## [Written request]
List each line in which the string "name" appears.

— start Records provided —

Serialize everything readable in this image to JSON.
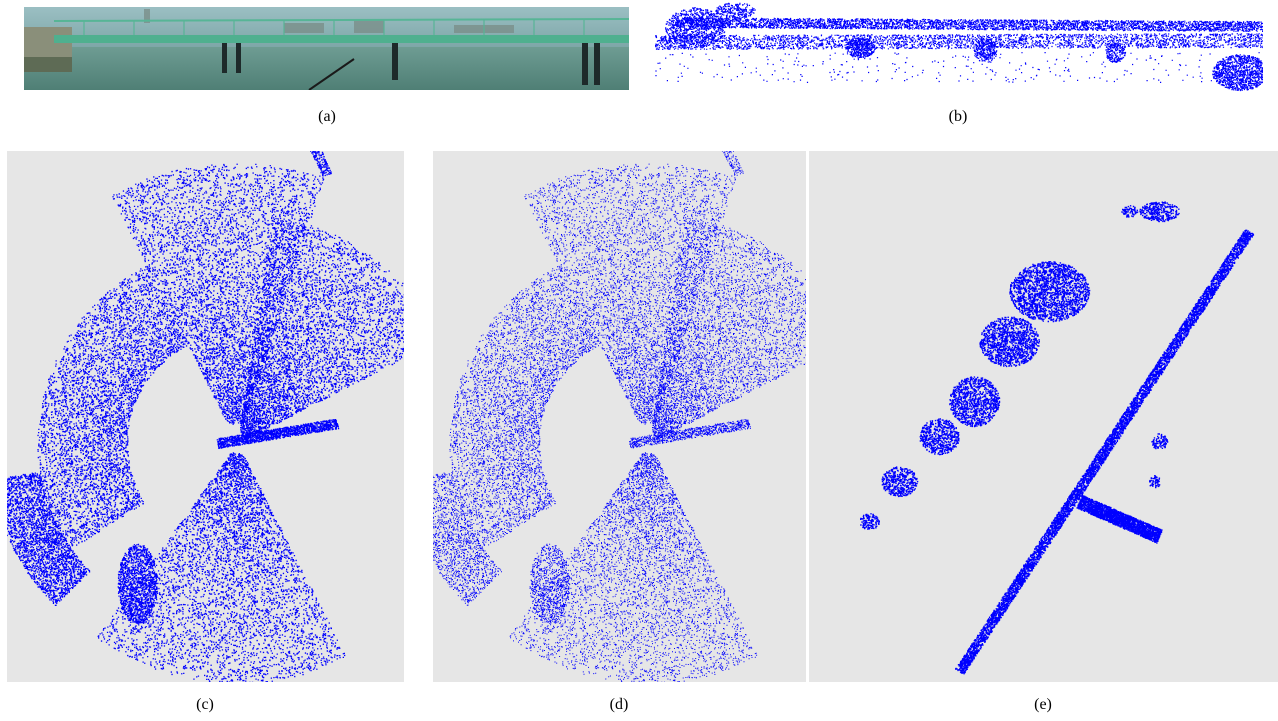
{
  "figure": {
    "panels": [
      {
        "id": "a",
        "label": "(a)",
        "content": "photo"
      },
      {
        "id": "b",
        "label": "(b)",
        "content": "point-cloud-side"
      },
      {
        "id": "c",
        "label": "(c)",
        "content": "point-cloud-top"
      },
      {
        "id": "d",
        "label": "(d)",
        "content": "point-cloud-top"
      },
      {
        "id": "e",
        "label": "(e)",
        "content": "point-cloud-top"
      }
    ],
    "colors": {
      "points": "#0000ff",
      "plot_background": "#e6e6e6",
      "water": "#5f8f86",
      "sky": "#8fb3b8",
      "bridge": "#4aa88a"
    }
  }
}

— end Records provided —
— start Records provided —

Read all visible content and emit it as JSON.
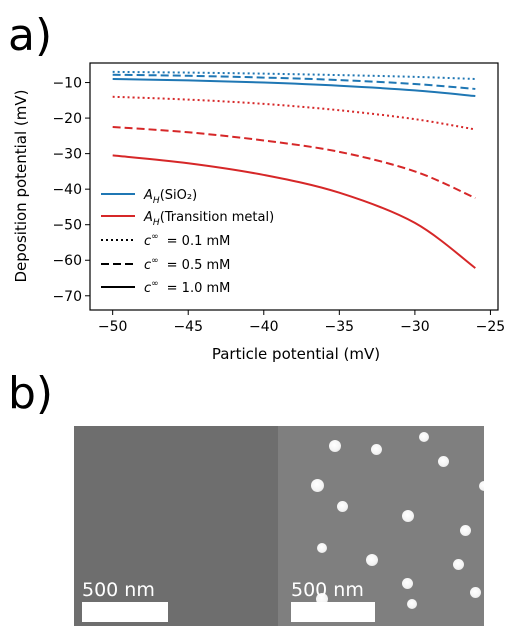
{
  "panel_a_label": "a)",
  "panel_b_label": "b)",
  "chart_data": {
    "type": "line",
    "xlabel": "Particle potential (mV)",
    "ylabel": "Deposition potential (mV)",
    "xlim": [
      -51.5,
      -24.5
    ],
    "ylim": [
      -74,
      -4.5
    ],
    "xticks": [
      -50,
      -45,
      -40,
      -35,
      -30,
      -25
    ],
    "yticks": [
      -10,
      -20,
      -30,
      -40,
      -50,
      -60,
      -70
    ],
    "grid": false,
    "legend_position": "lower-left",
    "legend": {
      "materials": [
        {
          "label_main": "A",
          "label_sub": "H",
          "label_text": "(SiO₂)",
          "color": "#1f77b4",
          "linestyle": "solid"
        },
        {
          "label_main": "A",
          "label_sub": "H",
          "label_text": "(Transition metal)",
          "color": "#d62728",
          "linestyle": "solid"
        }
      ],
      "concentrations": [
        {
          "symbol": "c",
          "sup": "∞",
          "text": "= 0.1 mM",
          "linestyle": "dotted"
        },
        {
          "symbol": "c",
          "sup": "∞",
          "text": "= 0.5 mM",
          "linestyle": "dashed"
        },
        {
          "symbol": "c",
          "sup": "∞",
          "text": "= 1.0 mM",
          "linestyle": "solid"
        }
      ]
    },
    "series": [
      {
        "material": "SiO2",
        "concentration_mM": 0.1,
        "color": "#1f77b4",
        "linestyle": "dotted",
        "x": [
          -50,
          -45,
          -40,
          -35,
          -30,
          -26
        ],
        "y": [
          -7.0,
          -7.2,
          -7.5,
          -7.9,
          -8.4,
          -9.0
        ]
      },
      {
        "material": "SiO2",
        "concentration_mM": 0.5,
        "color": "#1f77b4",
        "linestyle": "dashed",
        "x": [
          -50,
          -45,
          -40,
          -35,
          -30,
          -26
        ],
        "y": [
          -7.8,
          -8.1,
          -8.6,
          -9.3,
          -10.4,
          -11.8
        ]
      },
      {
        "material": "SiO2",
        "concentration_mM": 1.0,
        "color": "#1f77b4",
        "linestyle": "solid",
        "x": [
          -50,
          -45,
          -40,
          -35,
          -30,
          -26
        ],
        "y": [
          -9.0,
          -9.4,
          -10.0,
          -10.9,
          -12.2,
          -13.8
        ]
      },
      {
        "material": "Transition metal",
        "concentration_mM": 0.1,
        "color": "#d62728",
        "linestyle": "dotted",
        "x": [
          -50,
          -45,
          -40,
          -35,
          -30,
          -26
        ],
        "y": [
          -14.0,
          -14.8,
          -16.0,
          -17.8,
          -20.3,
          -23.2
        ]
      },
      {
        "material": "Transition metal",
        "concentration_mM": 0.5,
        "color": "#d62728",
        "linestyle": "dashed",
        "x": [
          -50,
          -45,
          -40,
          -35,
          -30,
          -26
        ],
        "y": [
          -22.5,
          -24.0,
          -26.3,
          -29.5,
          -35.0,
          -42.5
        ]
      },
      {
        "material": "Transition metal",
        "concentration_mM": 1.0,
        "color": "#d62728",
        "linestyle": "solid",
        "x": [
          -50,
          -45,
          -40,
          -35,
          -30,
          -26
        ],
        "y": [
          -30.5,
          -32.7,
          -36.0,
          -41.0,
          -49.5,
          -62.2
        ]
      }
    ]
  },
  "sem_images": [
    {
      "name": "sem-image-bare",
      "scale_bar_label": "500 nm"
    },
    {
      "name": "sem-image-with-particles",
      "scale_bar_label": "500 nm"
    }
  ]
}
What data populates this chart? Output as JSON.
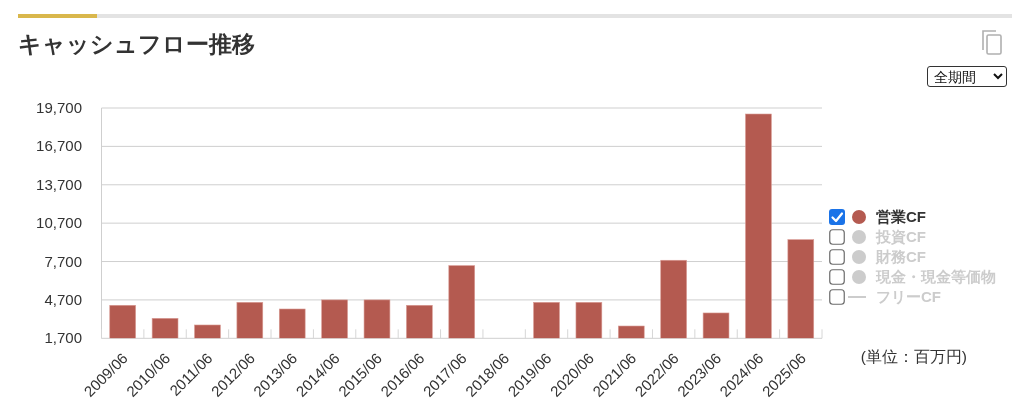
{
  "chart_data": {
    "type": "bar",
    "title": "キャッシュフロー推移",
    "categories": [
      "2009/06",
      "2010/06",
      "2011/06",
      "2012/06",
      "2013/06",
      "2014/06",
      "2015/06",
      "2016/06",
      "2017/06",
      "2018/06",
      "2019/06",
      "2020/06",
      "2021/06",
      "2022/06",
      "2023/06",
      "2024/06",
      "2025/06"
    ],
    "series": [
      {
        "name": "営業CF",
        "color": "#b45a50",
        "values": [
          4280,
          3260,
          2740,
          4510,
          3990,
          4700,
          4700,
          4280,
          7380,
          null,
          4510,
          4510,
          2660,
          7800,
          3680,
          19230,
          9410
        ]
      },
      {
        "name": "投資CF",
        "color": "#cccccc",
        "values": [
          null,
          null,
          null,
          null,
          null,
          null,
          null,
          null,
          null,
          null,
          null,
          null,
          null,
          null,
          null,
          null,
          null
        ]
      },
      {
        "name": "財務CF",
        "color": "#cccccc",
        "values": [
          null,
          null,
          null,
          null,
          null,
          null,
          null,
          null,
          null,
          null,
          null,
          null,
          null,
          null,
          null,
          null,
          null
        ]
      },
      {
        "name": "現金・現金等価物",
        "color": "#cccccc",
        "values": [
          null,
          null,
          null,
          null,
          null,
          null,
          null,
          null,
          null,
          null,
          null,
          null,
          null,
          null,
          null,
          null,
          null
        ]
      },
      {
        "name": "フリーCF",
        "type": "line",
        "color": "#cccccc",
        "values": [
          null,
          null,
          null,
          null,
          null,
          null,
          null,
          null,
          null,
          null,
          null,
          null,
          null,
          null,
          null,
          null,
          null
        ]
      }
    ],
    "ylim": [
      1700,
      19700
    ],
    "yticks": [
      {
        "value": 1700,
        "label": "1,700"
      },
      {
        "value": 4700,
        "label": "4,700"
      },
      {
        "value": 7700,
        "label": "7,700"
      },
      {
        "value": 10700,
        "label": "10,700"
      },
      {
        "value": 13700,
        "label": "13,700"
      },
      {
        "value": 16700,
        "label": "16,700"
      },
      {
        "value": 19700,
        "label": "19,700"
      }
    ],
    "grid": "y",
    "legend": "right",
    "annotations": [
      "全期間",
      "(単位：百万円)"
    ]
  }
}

— end Records provided —

## [Task output]
      "name": "sem-image-bare",
      "name": "sem-image-with-particles",
        "name": "営業CF",
        "name": "投資CF",
        "name": "財務CF",
        "name": "現金・現金等価物",
        "name": "フリーCF",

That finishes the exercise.